Exercise goal: How many of the lines that follow contain the word "download"? Give only the number.

Records supplied:
::::::::

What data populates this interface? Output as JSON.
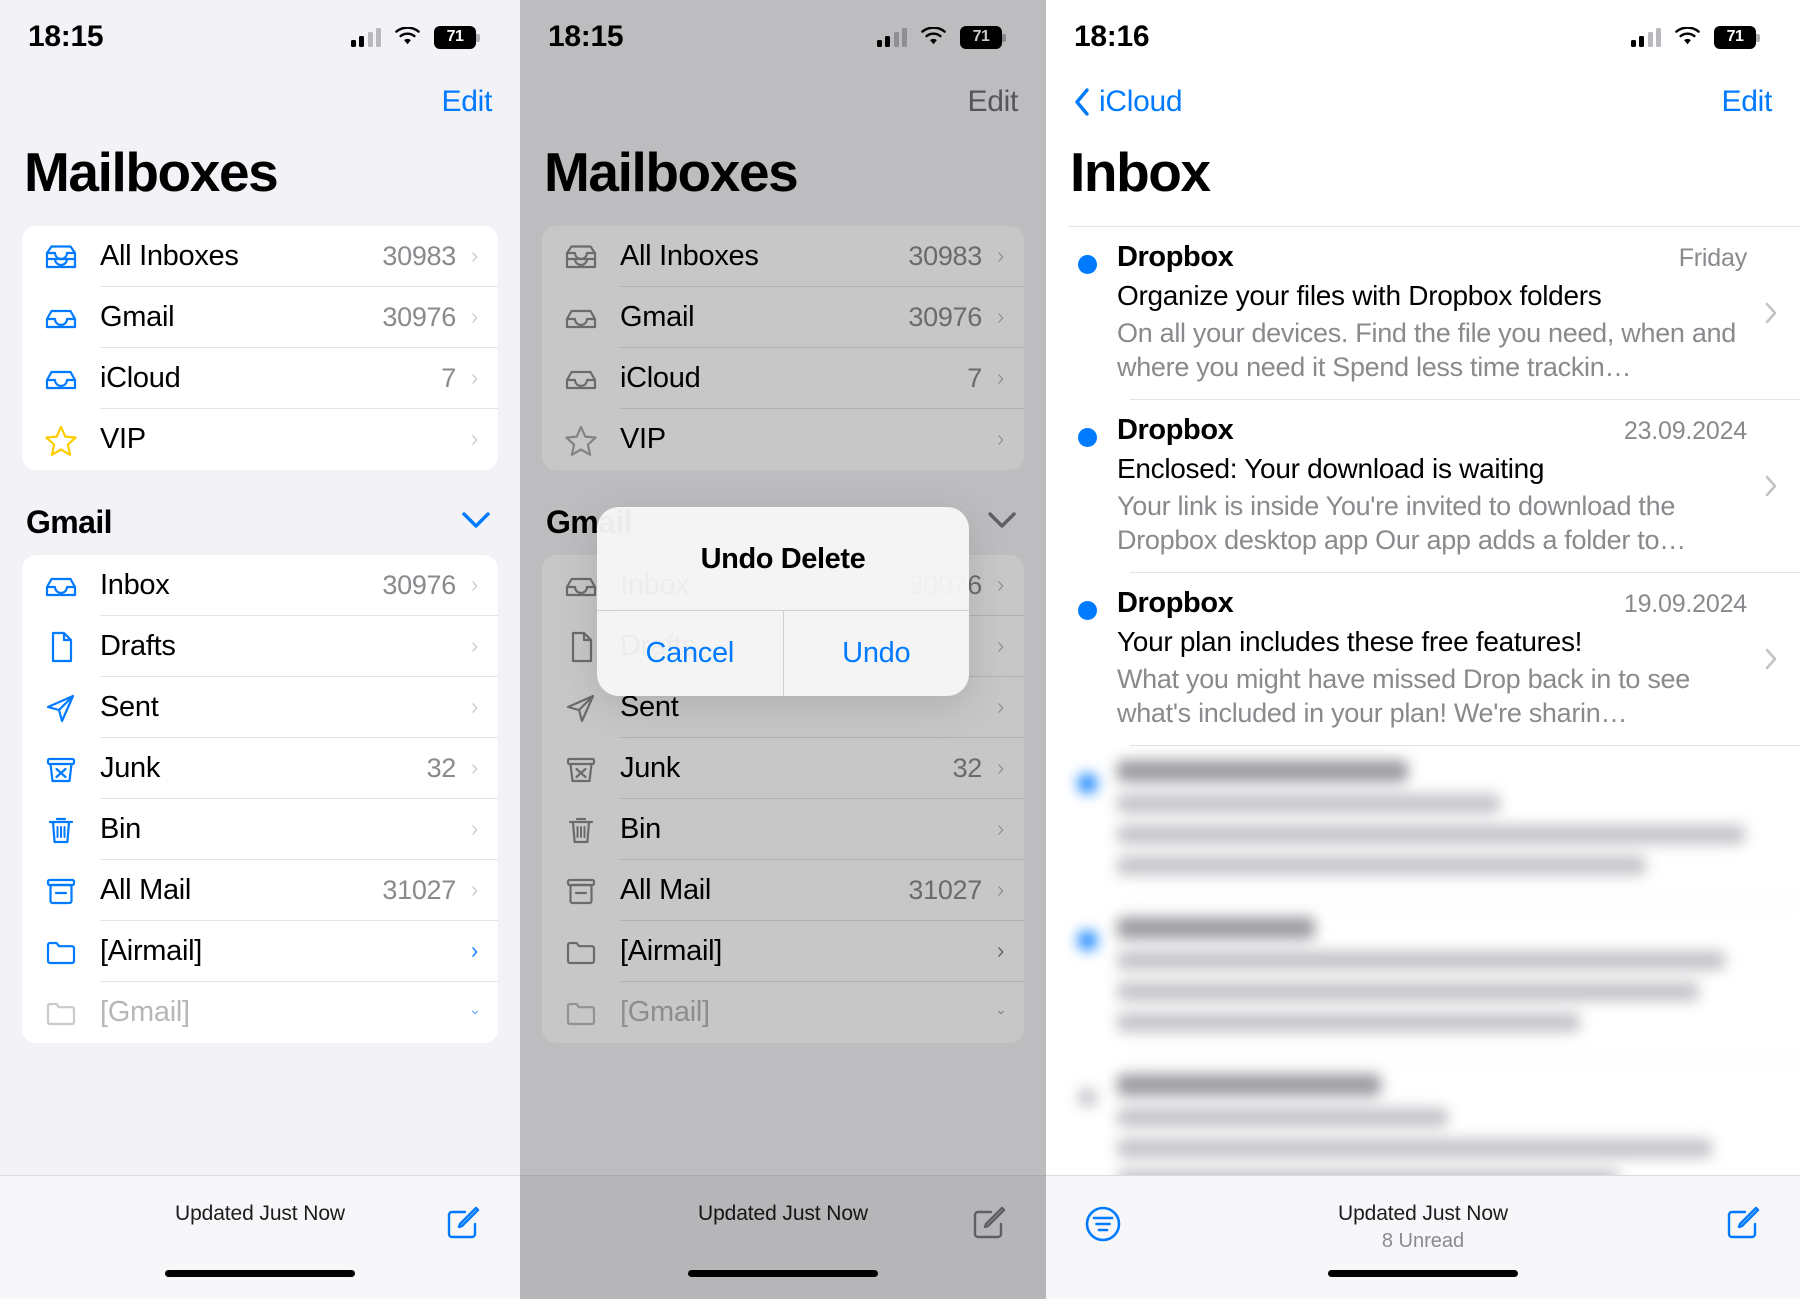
{
  "panels": [
    {
      "id": "mailboxes",
      "statusbar": {
        "time": "18:15",
        "battery": "71"
      },
      "nav": {
        "edit": "Edit"
      },
      "title": "Mailboxes",
      "accounts": [
        {
          "label": "All Inboxes",
          "count": "30983",
          "icon": "all-inboxes-icon"
        },
        {
          "label": "Gmail",
          "count": "30976",
          "icon": "inbox-tray-icon"
        },
        {
          "label": "iCloud",
          "count": "7",
          "icon": "inbox-tray-icon"
        },
        {
          "label": "VIP",
          "count": "",
          "icon": "star-icon"
        }
      ],
      "section": {
        "title": "Gmail"
      },
      "folders": [
        {
          "label": "Inbox",
          "count": "30976",
          "icon": "inbox-tray-icon"
        },
        {
          "label": "Drafts",
          "count": "",
          "icon": "document-icon"
        },
        {
          "label": "Sent",
          "count": "",
          "icon": "paper-plane-icon"
        },
        {
          "label": "Junk",
          "count": "32",
          "icon": "junk-bin-icon"
        },
        {
          "label": "Bin",
          "count": "",
          "icon": "trash-icon"
        },
        {
          "label": "All Mail",
          "count": "31027",
          "icon": "archive-box-icon"
        },
        {
          "label": "[Airmail]",
          "count": "",
          "icon": "folder-icon"
        },
        {
          "label": "[Gmail]",
          "count": "",
          "icon": "folder-icon"
        }
      ],
      "toolbar": {
        "status": "Updated Just Now",
        "compose": "compose-icon"
      }
    },
    {
      "id": "mailboxes-dimmed",
      "statusbar": {
        "time": "18:15",
        "battery": "71"
      },
      "nav": {
        "edit": "Edit"
      },
      "title": "Mailboxes",
      "accounts": [
        {
          "label": "All Inboxes",
          "count": "30983",
          "icon": "all-inboxes-icon"
        },
        {
          "label": "Gmail",
          "count": "30976",
          "icon": "inbox-tray-icon"
        },
        {
          "label": "iCloud",
          "count": "7",
          "icon": "inbox-tray-icon"
        },
        {
          "label": "VIP",
          "count": "",
          "icon": "star-icon"
        }
      ],
      "section": {
        "title": "Gmail"
      },
      "folders": [
        {
          "label": "Inbox",
          "count": "30976",
          "icon": "inbox-tray-icon"
        },
        {
          "label": "Drafts",
          "count": "",
          "icon": "document-icon"
        },
        {
          "label": "Sent",
          "count": "",
          "icon": "paper-plane-icon"
        },
        {
          "label": "Junk",
          "count": "32",
          "icon": "junk-bin-icon"
        },
        {
          "label": "Bin",
          "count": "",
          "icon": "trash-icon"
        },
        {
          "label": "All Mail",
          "count": "31027",
          "icon": "archive-box-icon"
        },
        {
          "label": "[Airmail]",
          "count": "",
          "icon": "folder-icon"
        },
        {
          "label": "[Gmail]",
          "count": "",
          "icon": "folder-icon"
        }
      ],
      "alert": {
        "title": "Undo Delete",
        "cancel": "Cancel",
        "confirm": "Undo"
      },
      "toolbar": {
        "status": "Updated Just Now",
        "compose": "compose-icon"
      }
    },
    {
      "id": "inbox",
      "statusbar": {
        "time": "18:16",
        "battery": "71"
      },
      "nav": {
        "back": "iCloud",
        "edit": "Edit"
      },
      "title": "Inbox",
      "messages": [
        {
          "sender": "Dropbox",
          "date": "Friday",
          "subject": "Organize your files with Dropbox folders",
          "preview": "On all your devices. Find the file you need, when and where you need it Spend less time trackin…",
          "unread": true
        },
        {
          "sender": "Dropbox",
          "date": "23.09.2024",
          "subject": "Enclosed: Your download is waiting",
          "preview": "Your link is inside You're invited to download the Dropbox desktop app Our app adds a folder to…",
          "unread": true
        },
        {
          "sender": "Dropbox",
          "date": "19.09.2024",
          "subject": "Your plan includes these free features!",
          "preview": "What you might have missed Drop back in to see what's included in your plan! We're sharin…",
          "unread": true
        }
      ],
      "toolbar": {
        "filter": "filter-icon",
        "status": "Updated Just Now",
        "unread": "8 Unread",
        "compose": "compose-icon"
      }
    }
  ],
  "colors": {
    "accent": "#007aff",
    "star": "#ffcc00",
    "grouped_bg": "#f2f2f7",
    "muted_text": "#8a8a8e"
  }
}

::::::::

Reply to the exercise: 2